REQUIREMENT » Go through the material below and copy each line where the word "name" appears.

DATA FOR THE TASK »
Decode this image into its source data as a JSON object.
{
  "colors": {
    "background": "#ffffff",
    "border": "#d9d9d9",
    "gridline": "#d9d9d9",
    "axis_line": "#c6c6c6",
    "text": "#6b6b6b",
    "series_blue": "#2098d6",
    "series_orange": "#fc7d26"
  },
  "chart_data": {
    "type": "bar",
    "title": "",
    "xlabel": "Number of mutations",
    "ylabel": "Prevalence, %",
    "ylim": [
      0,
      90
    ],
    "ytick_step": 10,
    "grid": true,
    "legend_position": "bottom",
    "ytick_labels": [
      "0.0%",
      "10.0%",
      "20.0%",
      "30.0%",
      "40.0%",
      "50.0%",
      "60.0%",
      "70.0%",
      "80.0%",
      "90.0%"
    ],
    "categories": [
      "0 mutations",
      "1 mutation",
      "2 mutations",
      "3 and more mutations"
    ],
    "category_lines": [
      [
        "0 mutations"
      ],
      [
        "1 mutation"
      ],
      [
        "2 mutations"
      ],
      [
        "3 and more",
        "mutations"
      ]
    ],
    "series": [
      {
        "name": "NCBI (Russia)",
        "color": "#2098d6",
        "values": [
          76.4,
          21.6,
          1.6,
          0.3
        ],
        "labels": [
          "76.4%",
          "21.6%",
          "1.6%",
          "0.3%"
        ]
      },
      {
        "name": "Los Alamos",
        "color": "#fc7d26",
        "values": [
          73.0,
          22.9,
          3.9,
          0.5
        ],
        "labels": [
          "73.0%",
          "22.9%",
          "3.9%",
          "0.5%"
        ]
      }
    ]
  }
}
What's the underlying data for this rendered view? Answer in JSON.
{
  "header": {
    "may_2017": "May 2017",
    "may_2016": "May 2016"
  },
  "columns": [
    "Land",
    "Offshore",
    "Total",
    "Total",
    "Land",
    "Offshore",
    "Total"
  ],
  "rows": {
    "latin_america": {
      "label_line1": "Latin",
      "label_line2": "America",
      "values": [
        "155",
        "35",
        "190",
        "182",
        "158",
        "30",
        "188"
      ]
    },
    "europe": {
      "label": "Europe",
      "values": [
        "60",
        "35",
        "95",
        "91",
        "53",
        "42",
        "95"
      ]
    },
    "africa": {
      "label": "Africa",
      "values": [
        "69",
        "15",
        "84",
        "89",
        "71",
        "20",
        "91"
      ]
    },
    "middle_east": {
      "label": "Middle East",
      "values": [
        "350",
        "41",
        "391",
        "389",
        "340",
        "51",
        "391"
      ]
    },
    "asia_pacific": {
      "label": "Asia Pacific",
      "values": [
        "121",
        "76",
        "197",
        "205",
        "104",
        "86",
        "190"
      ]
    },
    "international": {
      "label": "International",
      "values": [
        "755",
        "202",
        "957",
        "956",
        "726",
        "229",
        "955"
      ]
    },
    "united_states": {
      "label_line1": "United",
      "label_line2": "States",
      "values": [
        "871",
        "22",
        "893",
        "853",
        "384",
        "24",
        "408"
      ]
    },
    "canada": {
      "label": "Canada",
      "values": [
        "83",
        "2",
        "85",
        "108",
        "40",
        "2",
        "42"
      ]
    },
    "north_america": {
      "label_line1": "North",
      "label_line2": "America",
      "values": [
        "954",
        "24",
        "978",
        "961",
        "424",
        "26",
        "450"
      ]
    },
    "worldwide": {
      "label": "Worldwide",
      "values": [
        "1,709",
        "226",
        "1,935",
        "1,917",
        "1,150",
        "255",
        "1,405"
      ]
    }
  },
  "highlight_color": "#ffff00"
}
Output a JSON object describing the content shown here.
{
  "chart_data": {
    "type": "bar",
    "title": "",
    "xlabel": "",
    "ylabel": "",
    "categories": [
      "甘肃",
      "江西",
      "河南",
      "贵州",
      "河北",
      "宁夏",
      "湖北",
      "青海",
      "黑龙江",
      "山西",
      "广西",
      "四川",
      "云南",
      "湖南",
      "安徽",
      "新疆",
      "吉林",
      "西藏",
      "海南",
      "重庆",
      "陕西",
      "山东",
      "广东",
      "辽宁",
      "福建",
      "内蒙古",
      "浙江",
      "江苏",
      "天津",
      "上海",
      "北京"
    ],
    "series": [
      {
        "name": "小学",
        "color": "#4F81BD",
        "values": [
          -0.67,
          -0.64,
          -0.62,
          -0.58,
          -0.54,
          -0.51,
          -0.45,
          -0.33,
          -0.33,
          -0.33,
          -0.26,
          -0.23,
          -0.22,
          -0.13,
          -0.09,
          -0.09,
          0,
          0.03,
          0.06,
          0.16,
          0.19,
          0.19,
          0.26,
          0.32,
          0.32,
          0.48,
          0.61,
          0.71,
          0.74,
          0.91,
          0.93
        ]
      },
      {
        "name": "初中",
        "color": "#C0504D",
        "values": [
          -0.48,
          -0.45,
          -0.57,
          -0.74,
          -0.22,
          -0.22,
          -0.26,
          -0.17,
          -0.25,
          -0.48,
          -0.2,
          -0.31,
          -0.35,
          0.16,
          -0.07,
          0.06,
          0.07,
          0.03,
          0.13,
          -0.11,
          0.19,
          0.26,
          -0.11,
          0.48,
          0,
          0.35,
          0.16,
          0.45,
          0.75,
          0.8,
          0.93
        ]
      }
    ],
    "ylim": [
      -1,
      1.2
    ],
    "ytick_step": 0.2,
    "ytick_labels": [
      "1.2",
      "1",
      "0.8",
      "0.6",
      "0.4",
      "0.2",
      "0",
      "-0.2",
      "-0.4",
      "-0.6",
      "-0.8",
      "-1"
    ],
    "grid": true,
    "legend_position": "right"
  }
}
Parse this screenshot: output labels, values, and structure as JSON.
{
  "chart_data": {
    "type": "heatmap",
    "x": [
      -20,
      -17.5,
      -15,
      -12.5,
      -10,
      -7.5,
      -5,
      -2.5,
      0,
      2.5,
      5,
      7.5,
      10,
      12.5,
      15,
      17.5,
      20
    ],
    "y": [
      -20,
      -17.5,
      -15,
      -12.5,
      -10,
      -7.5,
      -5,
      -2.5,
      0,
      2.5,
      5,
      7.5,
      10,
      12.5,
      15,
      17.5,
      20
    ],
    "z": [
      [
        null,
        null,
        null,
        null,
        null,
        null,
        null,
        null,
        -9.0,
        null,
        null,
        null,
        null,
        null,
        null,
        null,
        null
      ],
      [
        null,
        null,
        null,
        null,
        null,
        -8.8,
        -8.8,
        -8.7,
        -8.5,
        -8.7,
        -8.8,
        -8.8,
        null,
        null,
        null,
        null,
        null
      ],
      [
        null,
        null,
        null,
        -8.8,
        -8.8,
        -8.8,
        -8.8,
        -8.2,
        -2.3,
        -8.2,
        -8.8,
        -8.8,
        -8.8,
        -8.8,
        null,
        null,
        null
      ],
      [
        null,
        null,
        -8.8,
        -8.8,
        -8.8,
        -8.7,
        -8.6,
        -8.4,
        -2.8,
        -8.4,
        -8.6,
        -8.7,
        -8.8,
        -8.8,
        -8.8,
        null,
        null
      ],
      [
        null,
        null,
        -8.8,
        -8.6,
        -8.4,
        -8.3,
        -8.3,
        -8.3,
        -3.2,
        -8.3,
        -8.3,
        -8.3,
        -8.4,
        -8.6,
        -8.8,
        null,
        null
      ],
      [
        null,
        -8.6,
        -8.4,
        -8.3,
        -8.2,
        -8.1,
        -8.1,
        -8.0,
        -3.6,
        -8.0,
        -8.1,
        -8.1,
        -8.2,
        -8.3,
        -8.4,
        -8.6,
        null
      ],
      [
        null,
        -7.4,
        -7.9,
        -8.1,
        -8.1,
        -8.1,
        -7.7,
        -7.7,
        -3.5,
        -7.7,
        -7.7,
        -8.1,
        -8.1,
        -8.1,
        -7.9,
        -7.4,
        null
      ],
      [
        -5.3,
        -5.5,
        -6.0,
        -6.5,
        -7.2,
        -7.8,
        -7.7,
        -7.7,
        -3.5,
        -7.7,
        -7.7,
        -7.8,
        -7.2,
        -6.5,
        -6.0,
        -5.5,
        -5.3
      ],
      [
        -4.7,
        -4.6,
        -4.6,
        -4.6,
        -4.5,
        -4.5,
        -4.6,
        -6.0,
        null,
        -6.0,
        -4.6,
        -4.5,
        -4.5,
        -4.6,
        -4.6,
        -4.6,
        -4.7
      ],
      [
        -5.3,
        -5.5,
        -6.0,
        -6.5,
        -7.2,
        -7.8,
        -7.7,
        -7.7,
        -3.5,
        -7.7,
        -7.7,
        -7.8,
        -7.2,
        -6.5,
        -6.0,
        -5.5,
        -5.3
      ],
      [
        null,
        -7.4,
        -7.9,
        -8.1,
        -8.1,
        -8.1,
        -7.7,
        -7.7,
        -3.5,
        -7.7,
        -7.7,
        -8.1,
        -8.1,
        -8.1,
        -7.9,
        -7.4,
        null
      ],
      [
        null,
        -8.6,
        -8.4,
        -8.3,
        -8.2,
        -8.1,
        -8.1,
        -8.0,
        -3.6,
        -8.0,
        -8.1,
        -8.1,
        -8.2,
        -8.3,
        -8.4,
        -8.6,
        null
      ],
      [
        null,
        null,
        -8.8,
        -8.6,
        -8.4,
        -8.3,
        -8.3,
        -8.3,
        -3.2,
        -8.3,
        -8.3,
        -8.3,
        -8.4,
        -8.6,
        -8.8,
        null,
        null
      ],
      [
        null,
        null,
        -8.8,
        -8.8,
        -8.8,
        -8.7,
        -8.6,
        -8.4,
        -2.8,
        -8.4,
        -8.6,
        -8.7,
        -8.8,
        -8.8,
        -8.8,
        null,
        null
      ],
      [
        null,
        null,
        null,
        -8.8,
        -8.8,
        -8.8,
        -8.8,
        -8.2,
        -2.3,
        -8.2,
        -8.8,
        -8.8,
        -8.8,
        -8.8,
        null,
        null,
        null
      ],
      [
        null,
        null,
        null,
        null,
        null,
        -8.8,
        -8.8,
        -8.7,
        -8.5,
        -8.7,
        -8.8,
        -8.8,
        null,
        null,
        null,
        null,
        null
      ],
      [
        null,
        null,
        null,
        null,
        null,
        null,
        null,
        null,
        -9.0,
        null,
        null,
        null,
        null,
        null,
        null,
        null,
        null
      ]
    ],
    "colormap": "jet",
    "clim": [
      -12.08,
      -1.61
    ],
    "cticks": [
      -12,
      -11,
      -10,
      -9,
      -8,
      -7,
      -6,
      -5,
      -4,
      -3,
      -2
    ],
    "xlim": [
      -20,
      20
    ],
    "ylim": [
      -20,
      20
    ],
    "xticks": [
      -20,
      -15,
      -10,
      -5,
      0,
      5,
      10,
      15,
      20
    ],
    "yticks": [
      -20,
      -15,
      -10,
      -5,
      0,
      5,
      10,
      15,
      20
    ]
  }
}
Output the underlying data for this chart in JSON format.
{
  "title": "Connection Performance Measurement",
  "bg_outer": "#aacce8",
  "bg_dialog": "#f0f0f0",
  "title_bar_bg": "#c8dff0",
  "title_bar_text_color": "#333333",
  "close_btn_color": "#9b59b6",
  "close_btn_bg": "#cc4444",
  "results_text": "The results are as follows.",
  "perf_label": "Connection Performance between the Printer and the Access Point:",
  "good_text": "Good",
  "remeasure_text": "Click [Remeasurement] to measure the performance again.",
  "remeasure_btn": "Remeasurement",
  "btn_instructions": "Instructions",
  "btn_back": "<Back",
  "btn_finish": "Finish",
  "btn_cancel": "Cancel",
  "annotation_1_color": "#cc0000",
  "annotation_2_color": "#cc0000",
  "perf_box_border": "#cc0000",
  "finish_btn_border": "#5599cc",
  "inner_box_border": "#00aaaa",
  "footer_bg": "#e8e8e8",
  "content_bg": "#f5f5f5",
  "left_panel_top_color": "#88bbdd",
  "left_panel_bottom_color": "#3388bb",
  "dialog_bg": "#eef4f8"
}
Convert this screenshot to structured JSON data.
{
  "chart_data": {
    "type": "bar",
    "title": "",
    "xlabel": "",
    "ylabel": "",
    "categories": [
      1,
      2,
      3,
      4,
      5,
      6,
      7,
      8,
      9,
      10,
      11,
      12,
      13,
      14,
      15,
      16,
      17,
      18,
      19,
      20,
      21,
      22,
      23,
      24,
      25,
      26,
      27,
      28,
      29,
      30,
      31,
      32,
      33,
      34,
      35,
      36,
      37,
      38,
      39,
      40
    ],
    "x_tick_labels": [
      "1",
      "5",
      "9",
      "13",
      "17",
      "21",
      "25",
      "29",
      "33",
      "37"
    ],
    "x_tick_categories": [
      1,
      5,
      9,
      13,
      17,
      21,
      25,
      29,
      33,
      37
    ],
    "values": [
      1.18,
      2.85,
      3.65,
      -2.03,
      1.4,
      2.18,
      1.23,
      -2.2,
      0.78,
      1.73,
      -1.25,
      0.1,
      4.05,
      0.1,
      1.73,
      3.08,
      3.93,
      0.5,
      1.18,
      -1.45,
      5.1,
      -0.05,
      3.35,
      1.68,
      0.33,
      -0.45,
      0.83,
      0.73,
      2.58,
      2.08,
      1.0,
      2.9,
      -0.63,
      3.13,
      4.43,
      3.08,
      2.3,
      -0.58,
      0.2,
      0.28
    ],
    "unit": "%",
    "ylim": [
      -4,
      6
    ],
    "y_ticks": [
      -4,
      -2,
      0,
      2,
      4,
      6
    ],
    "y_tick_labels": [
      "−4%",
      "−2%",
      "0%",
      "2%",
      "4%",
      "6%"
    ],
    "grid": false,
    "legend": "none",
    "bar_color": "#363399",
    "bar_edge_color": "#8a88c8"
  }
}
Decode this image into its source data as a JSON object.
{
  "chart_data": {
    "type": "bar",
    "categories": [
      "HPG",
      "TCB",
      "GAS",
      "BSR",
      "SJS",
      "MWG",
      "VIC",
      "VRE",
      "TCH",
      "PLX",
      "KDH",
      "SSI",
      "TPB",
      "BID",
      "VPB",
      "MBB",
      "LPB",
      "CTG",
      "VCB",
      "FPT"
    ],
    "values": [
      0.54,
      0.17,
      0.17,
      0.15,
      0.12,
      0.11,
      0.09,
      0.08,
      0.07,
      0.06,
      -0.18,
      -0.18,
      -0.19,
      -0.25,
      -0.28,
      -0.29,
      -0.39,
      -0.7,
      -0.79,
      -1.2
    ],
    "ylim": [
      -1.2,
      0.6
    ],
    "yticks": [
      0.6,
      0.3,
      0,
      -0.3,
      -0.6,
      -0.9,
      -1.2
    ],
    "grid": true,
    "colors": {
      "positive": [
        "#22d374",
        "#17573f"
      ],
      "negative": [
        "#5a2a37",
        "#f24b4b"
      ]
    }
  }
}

FULL SOLUTION »
        "name": "NCBI (Russia)",
        "name": "Los Alamos",
        "name": "小学",
        "name": "初中",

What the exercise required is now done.